/---

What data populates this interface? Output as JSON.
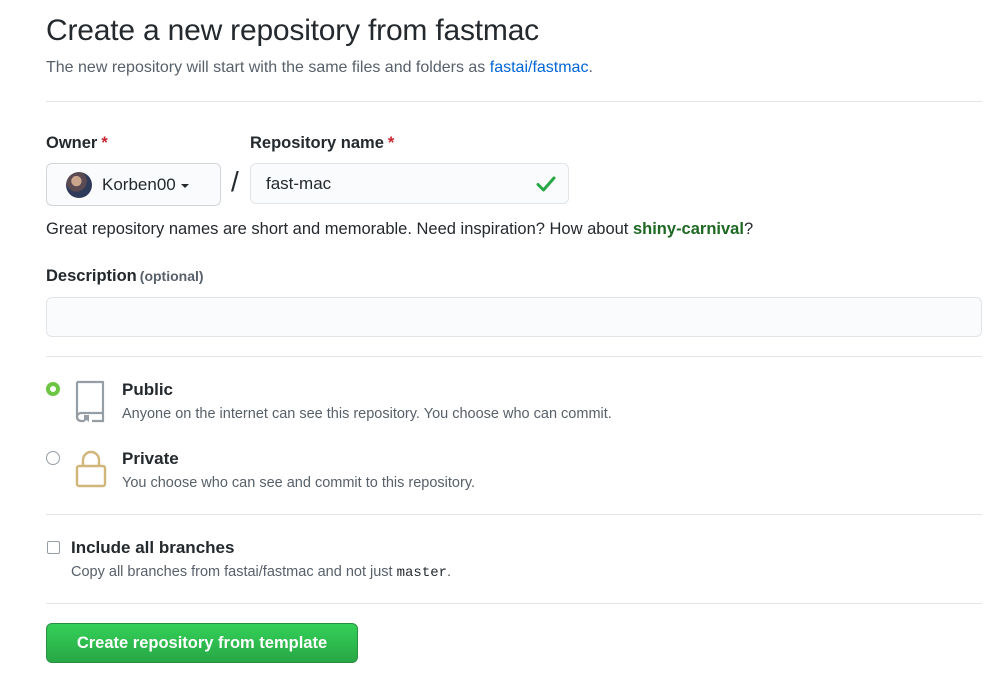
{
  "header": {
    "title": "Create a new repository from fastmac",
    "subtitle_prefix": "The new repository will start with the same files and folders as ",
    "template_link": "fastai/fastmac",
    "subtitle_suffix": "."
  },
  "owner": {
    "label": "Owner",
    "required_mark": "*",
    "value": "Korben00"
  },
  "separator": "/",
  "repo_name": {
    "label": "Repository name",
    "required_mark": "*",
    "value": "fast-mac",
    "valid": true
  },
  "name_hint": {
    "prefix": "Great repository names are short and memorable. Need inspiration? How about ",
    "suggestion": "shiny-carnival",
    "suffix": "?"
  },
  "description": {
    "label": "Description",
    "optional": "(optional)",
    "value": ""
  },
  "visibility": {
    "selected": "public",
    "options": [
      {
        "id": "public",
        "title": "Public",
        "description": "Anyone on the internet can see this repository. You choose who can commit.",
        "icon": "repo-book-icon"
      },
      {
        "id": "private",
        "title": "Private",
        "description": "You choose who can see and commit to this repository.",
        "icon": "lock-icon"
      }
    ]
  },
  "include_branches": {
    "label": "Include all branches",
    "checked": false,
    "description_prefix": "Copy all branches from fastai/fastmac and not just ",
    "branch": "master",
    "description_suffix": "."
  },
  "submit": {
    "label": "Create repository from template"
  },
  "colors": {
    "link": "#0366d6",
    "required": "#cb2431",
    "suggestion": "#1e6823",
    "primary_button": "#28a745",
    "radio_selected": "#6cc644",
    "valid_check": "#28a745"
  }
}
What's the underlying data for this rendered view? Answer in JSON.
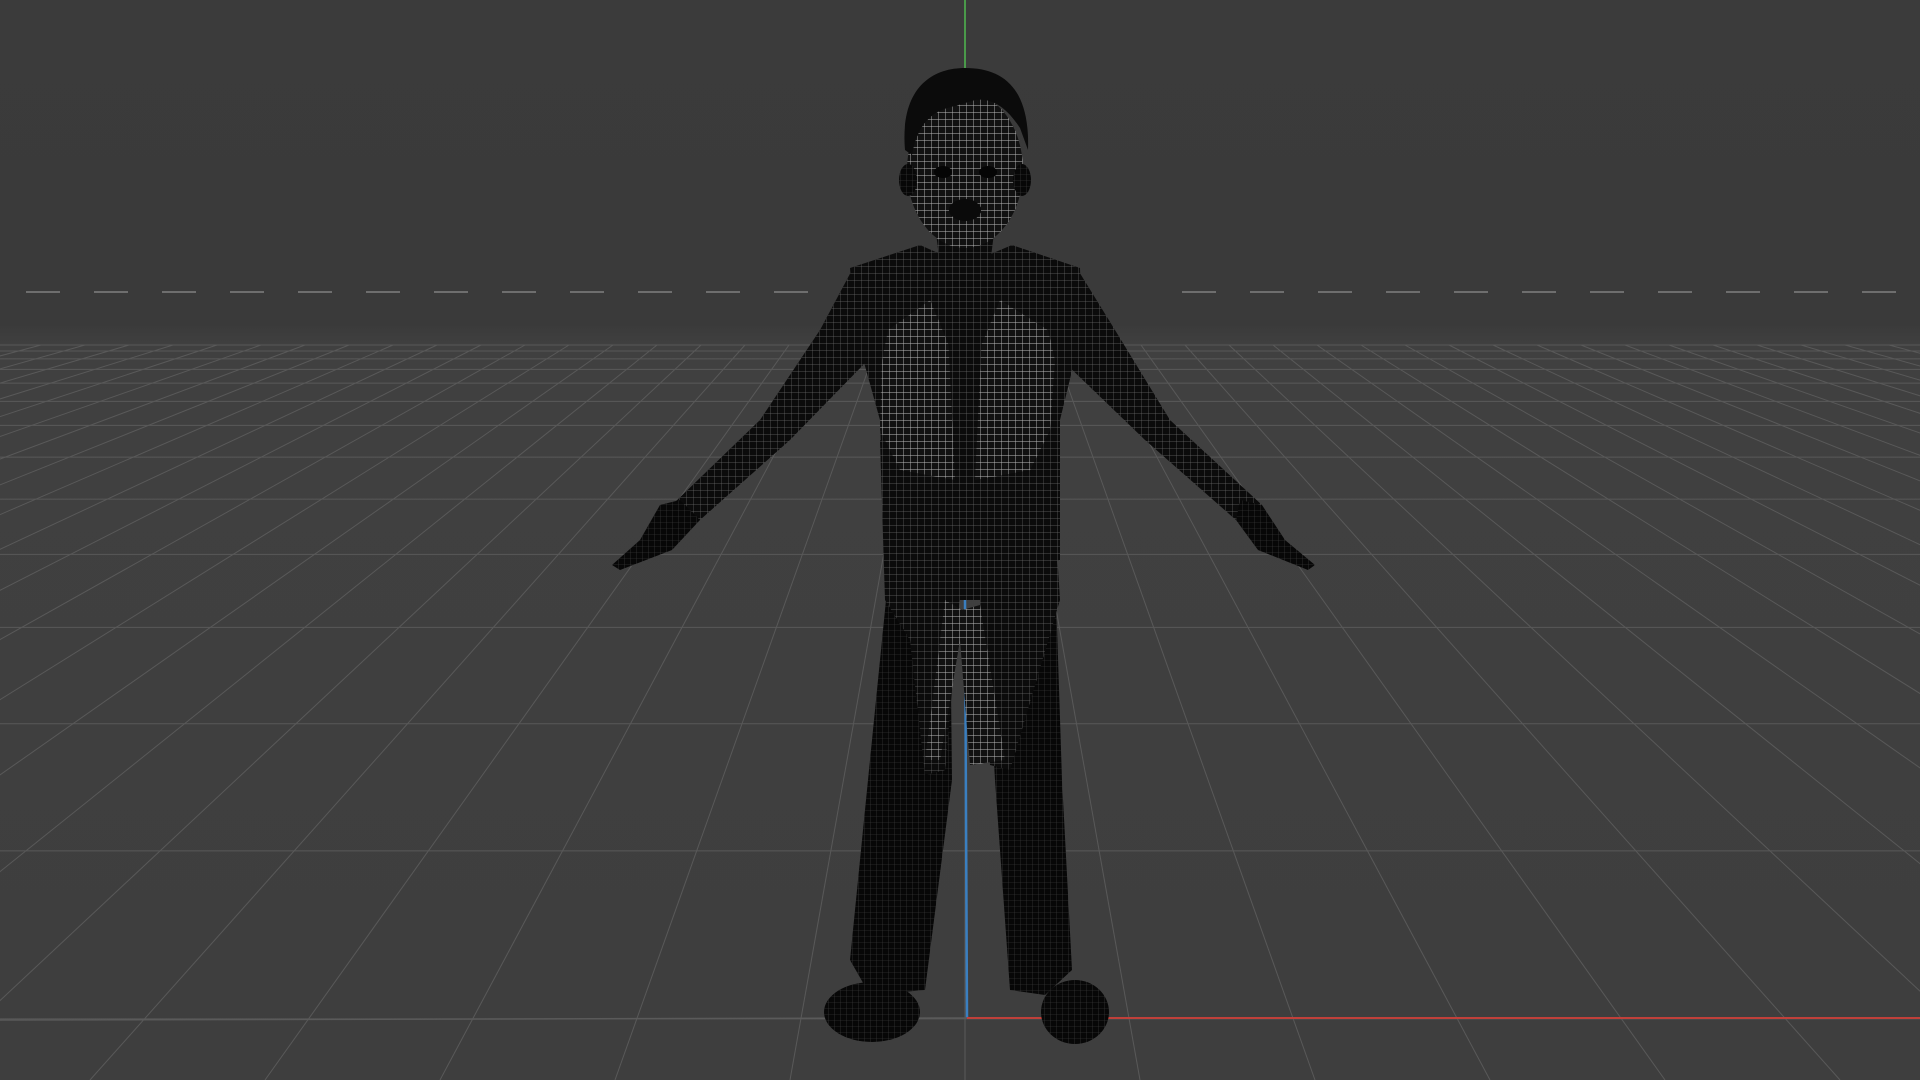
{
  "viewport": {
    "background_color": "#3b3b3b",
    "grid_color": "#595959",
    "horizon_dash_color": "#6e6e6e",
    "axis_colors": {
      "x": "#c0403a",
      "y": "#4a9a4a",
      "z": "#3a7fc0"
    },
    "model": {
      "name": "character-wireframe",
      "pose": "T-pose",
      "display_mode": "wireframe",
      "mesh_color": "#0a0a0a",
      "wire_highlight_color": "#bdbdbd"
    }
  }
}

\---

## Your instructions
Quote exactly, and only, the lines from the one containing "What's the underlying" through the last line of the records above, both included; leave out any pictures.

## Result
What's the underlying data for this rendered view? Answer in JSON.
{
  "viewport": {
    "background_color": "#3b3b3b",
    "grid_color": "#595959",
    "horizon_dash_color": "#6e6e6e",
    "axis_colors": {
      "x": "#c0403a",
      "y": "#4a9a4a",
      "z": "#3a7fc0"
    },
    "model": {
      "name": "character-wireframe",
      "pose": "T-pose",
      "display_mode": "wireframe",
      "mesh_color": "#0a0a0a",
      "wire_highlight_color": "#bdbdbd"
    }
  }
}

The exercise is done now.